**** Input rows ****

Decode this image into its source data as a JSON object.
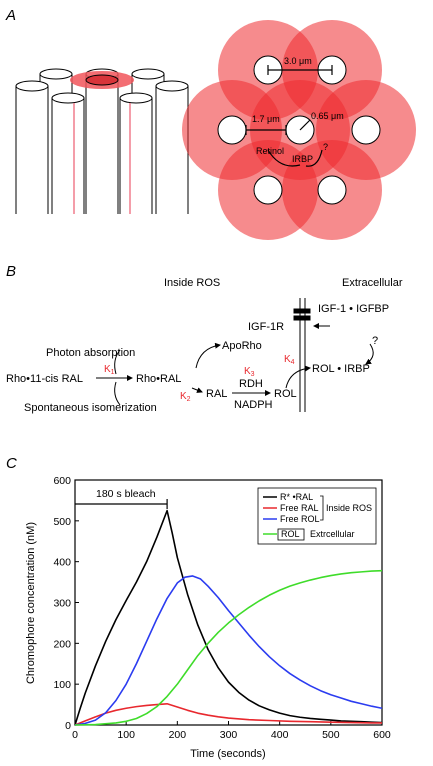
{
  "panel_a": {
    "letter": "A",
    "dim_rod_spacing": "3.0 μm",
    "dim_rod_to_rod": "1.7 μm",
    "dim_rod_radius": "0.65 μm",
    "retinol_label": "Retinol",
    "irbp_label": "IRBP",
    "question_mark": "?",
    "spot_color": "#ef2b2f"
  },
  "panel_b": {
    "letter": "B",
    "inside_ros": "Inside ROS",
    "extracellular": "Extracellular",
    "rho_11cis": "Rho•11-cis RAL",
    "photon_absorption": "Photon absorption",
    "spontaneous_isomerization": "Spontaneous isomerization",
    "k1": "K",
    "k1_sub": "1",
    "rho_ral": "Rho•RAL",
    "apo_rho": "ApoRho",
    "k2": "K",
    "k2_sub": "2",
    "ral": "RAL",
    "k3": "K",
    "k3_sub": "3",
    "rdh": "RDH",
    "nadph": "NADPH",
    "rol": "ROL",
    "k4": "K",
    "k4_sub": "4",
    "igf1r": "IGF-1R",
    "igf1_igfbp": "IGF-1 • IGFBP",
    "rol_irbp": "ROL • IRBP",
    "question_mark": "?",
    "rate_color": "#e8282e"
  },
  "panel_c": {
    "letter": "C",
    "bleach_label": "180 s bleach"
  },
  "chart_data": {
    "type": "line",
    "xlabel": "Time (seconds)",
    "ylabel": "Chromophore concentration (nM)",
    "xlim": [
      0,
      600
    ],
    "ylim": [
      0,
      600
    ],
    "xticks": [
      0,
      100,
      200,
      300,
      400,
      500,
      600
    ],
    "yticks": [
      0,
      100,
      200,
      300,
      400,
      500,
      600
    ],
    "bleach_interval": [
      0,
      180
    ],
    "legend_group_inside": "Inside ROS",
    "legend_group_extra": "Extrcellular",
    "series": [
      {
        "name": "R* •RAL",
        "color": "#000000",
        "x": [
          0,
          10,
          20,
          40,
          60,
          80,
          100,
          120,
          140,
          160,
          180,
          190,
          200,
          220,
          240,
          260,
          280,
          300,
          320,
          340,
          360,
          380,
          400,
          420,
          440,
          460,
          480,
          500,
          520,
          540,
          560,
          580,
          600
        ],
        "y": [
          0,
          40,
          78,
          145,
          205,
          258,
          305,
          350,
          400,
          460,
          525,
          470,
          410,
          320,
          245,
          185,
          140,
          105,
          80,
          61,
          47,
          37,
          29,
          23,
          19,
          16,
          14,
          12,
          10,
          9,
          8,
          7,
          6
        ]
      },
      {
        "name": "Free RAL",
        "color": "#e8282e",
        "x": [
          0,
          20,
          40,
          60,
          80,
          100,
          120,
          140,
          160,
          180,
          200,
          220,
          240,
          260,
          280,
          300,
          340,
          380,
          420,
          460,
          500,
          540,
          580,
          600
        ],
        "y": [
          0,
          10,
          20,
          29,
          36,
          41,
          45,
          48,
          50,
          52,
          44,
          36,
          29,
          24,
          20,
          17,
          13,
          11,
          9,
          8,
          7,
          6,
          5,
          5
        ]
      },
      {
        "name": "Free ROL",
        "color": "#2b3cf0",
        "x": [
          0,
          20,
          40,
          60,
          80,
          100,
          120,
          140,
          160,
          180,
          200,
          215,
          230,
          245,
          260,
          280,
          300,
          320,
          340,
          360,
          380,
          400,
          420,
          440,
          460,
          480,
          500,
          520,
          540,
          560,
          580,
          600
        ],
        "y": [
          0,
          4,
          12,
          30,
          60,
          100,
          150,
          205,
          260,
          310,
          348,
          362,
          365,
          358,
          340,
          312,
          280,
          250,
          220,
          192,
          167,
          145,
          126,
          110,
          96,
          84,
          74,
          66,
          58,
          52,
          46,
          41
        ]
      },
      {
        "name": "ROL",
        "color": "#3fdc2a",
        "x": [
          0,
          40,
          80,
          100,
          120,
          140,
          160,
          180,
          200,
          220,
          240,
          260,
          280,
          300,
          320,
          340,
          360,
          380,
          400,
          420,
          440,
          460,
          480,
          500,
          520,
          540,
          560,
          580,
          600
        ],
        "y": [
          0,
          1,
          5,
          9,
          16,
          28,
          45,
          70,
          100,
          135,
          170,
          200,
          227,
          250,
          270,
          288,
          304,
          318,
          330,
          340,
          348,
          355,
          361,
          366,
          370,
          373,
          375,
          377,
          378
        ]
      }
    ]
  }
}
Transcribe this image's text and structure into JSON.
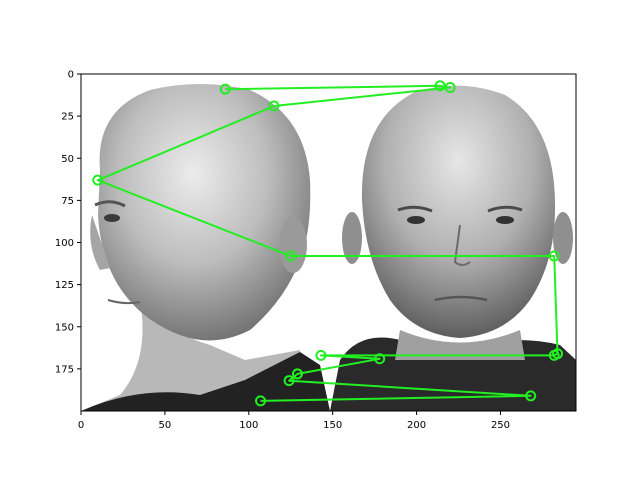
{
  "chart_data": {
    "type": "scatter",
    "title": "",
    "xlabel": "",
    "ylabel": "",
    "xlim": [
      0,
      295
    ],
    "ylim": [
      200,
      0
    ],
    "y_inverted": true,
    "x_ticks": [
      0,
      50,
      100,
      150,
      200,
      250
    ],
    "y_ticks": [
      0,
      25,
      50,
      75,
      100,
      125,
      150,
      175
    ],
    "grid": false,
    "legend": "none",
    "series": [
      {
        "style": "line with open circle markers",
        "color": "#22ee22",
        "points": [
          [
            86,
            9
          ],
          [
            214,
            7
          ],
          [
            220,
            8
          ],
          [
            115,
            19
          ],
          [
            10,
            63
          ],
          [
            125,
            108
          ],
          [
            282,
            108
          ],
          [
            284,
            166
          ],
          [
            282,
            167
          ],
          [
            143,
            167
          ],
          [
            178,
            169
          ],
          [
            129,
            178
          ],
          [
            124,
            182
          ],
          [
            268,
            191
          ],
          [
            107,
            194
          ]
        ]
      }
    ],
    "background_image": "two-bald-men-portrait-grayscale"
  },
  "colors": {
    "series": "#22ee22",
    "axis": "#000000",
    "background": "#ffffff"
  }
}
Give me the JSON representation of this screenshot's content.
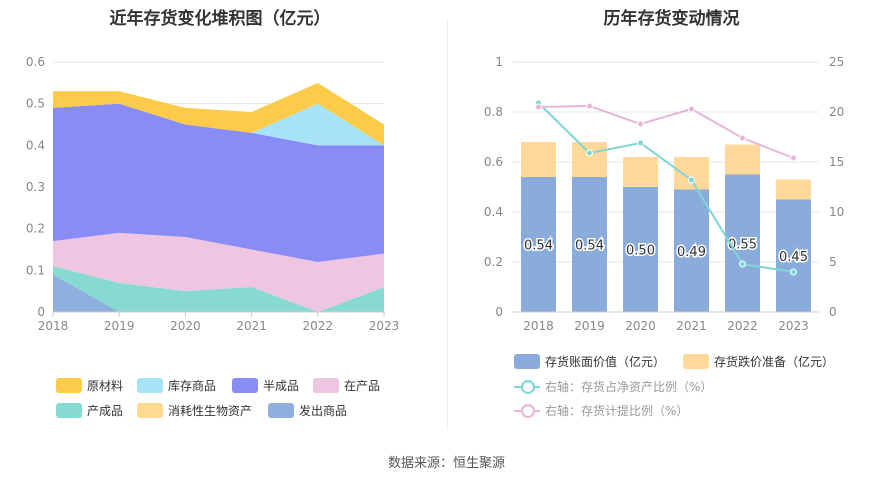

****

## Written exercise
Quote the entries above word for word. Leave the images out.

## Exercise answer
Decode this image into its source data as a JSON object.
{
  "panel_a": {
    "letter": "A",
    "dim_rod_spacing": "3.0 μm",
    "dim_rod_to_rod": "1.7 μm",
    "dim_rod_radius": "0.65 μm",
    "retinol_label": "Retinol",
    "irbp_label": "IRBP",
    "question_mark": "?",
    "spot_color": "#ef2b2f"
  },
  "panel_b": {
    "letter": "B",
    "inside_ros": "Inside ROS",
    "extracellular": "Extracellular",
    "rho_11cis": "Rho•11-cis RAL",
    "photon_absorption": "Photon absorption",
    "spontaneous_isomerization": "Spontaneous isomerization",
    "k1": "K",
    "k1_sub": "1",
    "rho_ral": "Rho•RAL",
    "apo_rho": "ApoRho",
    "k2": "K",
    "k2_sub": "2",
    "ral": "RAL",
    "k3": "K",
    "k3_sub": "3",
    "rdh": "RDH",
    "nadph": "NADPH",
    "rol": "ROL",
    "k4": "K",
    "k4_sub": "4",
    "igf1r": "IGF-1R",
    "igf1_igfbp": "IGF-1 • IGFBP",
    "rol_irbp": "ROL • IRBP",
    "question_mark": "?",
    "rate_color": "#e8282e"
  },
  "panel_c": {
    "letter": "C",
    "bleach_label": "180 s bleach"
  },
  "chart_data": {
    "type": "line",
    "xlabel": "Time (seconds)",
    "ylabel": "Chromophore concentration (nM)",
    "xlim": [
      0,
      600
    ],
    "ylim": [
      0,
      600
    ],
    "xticks": [
      0,
      100,
      200,
      300,
      400,
      500,
      600
    ],
    "yticks": [
      0,
      100,
      200,
      300,
      400,
      500,
      600
    ],
    "bleach_interval": [
      0,
      180
    ],
    "legend_group_inside": "Inside ROS",
    "legend_group_extra": "Extrcellular",
    "series": [
      {
        "name": "R* •RAL",
        "color": "#000000",
        "x": [
          0,
          10,
          20,
          40,
          60,
          80,
          100,
          120,
          140,
          160,
          180,
          190,
          200,
          220,
          240,
          260,
          280,
          300,
          320,
          340,
          360,
          380,
          400,
          420,
          440,
          460,
          480,
          500,
          520,
          540,
          560,
          580,
          600
        ],
        "y": [
          0,
          40,
          78,
          145,
          205,
          258,
          305,
          350,
          400,
          460,
          525,
          470,
          410,
          320,
          245,
          185,
          140,
          105,
          80,
          61,
          47,
          37,
          29,
          23,
          19,
          16,
          14,
          12,
          10,
          9,
          8,
          7,
          6
        ]
      },
      {
        "name": "Free RAL",
        "color": "#e8282e",
        "x": [
          0,
          20,
          40,
          60,
          80,
          100,
          120,
          140,
          160,
          180,
          200,
          220,
          240,
          260,
          280,
          300,
          340,
          380,
          420,
          460,
          500,
          540,
          580,
          600
        ],
        "y": [
          0,
          10,
          20,
          29,
          36,
          41,
          45,
          48,
          50,
          52,
          44,
          36,
          29,
          24,
          20,
          17,
          13,
          11,
          9,
          8,
          7,
          6,
          5,
          5
        ]
      },
      {
        "name": "Free ROL",
        "color": "#2b3cf0",
        "x": [
          0,
          20,
          40,
          60,
          80,
          100,
          120,
          140,
          160,
          180,
          200,
          215,
          230,
          245,
          260,
          280,
          300,
          320,
          340,
          360,
          380,
          400,
          420,
          440,
          460,
          480,
          500,
          520,
          540,
          560,
          580,
          600
        ],
        "y": [
          0,
          4,
          12,
          30,
          60,
          100,
          150,
          205,
          260,
          310,
          348,
          362,
          365,
          358,
          340,
          312,
          280,
          250,
          220,
          192,
          167,
          145,
          126,
          110,
          96,
          84,
          74,
          66,
          58,
          52,
          46,
          41
        ]
      },
      {
        "name": "ROL",
        "color": "#3fdc2a",
        "x": [
          0,
          40,
          80,
          100,
          120,
          140,
          160,
          180,
          200,
          220,
          240,
          260,
          280,
          300,
          320,
          340,
          360,
          380,
          400,
          420,
          440,
          460,
          480,
          500,
          520,
          540,
          560,
          580,
          600
        ],
        "y": [
          0,
          1,
          5,
          9,
          16,
          28,
          45,
          70,
          100,
          135,
          170,
          200,
          227,
          250,
          270,
          288,
          304,
          318,
          330,
          340,
          348,
          355,
          361,
          366,
          370,
          373,
          375,
          377,
          378
        ]
      }
    ]
  }
}
Transcribe this image's text and structure into JSON.
{
  "chart_data": {
    "type": "scatter",
    "title": "",
    "xlabel": "",
    "ylabel": "",
    "xlim": [
      0,
      295
    ],
    "ylim": [
      200,
      0
    ],
    "y_inverted": true,
    "x_ticks": [
      0,
      50,
      100,
      150,
      200,
      250
    ],
    "y_ticks": [
      0,
      25,
      50,
      75,
      100,
      125,
      150,
      175
    ],
    "grid": false,
    "legend": "none",
    "series": [
      {
        "style": "line with open circle markers",
        "color": "#22ee22",
        "points": [
          [
            86,
            9
          ],
          [
            214,
            7
          ],
          [
            220,
            8
          ],
          [
            115,
            19
          ],
          [
            10,
            63
          ],
          [
            125,
            108
          ],
          [
            282,
            108
          ],
          [
            284,
            166
          ],
          [
            282,
            167
          ],
          [
            143,
            167
          ],
          [
            178,
            169
          ],
          [
            129,
            178
          ],
          [
            124,
            182
          ],
          [
            268,
            191
          ],
          [
            107,
            194
          ]
        ]
      }
    ],
    "background_image": "two-bald-men-portrait-grayscale"
  },
  "colors": {
    "series": "#22ee22",
    "axis": "#000000",
    "background": "#ffffff"
  }
}
Give me the JSON representation of this screenshot's content.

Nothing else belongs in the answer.